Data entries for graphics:
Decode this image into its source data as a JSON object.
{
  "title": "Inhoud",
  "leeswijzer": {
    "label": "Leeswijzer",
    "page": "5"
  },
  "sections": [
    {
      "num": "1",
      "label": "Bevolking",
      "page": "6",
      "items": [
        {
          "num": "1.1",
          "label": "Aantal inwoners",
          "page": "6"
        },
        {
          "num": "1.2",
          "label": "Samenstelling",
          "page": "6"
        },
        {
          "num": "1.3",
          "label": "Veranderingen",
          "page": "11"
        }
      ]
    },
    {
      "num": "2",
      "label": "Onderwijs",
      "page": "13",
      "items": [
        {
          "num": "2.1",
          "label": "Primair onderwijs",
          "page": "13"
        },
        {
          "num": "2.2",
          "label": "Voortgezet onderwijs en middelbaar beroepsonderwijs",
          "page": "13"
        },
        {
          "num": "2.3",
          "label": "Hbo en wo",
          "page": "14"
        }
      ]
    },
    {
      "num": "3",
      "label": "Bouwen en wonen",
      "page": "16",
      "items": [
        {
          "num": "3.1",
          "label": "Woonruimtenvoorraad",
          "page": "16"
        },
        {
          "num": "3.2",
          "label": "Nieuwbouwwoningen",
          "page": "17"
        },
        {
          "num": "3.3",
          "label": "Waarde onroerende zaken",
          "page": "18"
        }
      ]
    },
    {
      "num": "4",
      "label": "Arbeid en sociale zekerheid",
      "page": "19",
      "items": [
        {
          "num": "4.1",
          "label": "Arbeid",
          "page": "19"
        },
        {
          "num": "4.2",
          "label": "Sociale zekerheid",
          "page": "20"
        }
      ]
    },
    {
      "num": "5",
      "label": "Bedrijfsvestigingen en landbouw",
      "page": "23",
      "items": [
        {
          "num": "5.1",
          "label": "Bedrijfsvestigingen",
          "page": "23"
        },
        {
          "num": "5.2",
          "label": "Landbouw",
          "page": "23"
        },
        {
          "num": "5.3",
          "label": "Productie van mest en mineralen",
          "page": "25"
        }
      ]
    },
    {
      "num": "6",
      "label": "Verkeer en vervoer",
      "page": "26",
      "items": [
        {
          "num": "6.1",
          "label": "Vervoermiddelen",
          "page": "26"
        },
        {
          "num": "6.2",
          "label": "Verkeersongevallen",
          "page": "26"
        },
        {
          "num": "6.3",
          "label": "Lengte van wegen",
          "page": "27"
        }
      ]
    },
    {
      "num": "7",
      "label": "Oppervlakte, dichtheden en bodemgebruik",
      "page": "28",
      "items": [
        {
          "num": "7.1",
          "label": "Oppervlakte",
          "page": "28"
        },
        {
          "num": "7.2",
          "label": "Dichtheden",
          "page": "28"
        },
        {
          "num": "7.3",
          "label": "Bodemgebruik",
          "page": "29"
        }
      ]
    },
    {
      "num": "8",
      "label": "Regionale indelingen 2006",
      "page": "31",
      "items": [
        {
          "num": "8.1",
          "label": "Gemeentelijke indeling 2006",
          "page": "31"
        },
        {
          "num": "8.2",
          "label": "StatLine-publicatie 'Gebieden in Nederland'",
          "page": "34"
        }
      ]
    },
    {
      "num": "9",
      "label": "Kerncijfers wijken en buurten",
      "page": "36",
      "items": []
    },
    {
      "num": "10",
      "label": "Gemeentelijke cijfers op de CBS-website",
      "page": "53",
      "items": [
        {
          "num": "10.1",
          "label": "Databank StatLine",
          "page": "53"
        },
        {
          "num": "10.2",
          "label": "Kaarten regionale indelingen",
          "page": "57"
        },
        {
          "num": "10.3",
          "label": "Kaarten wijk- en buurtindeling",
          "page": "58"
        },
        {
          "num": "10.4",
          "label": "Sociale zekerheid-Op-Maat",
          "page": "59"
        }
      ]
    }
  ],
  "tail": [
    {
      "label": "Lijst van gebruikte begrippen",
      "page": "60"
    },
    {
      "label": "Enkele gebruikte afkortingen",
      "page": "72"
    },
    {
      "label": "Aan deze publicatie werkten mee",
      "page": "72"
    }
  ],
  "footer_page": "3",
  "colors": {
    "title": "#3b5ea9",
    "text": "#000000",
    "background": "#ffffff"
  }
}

Task requirements: Say how many lines in the entries contain the string "Oppervlakte", and leave out everything else.

Answer: 2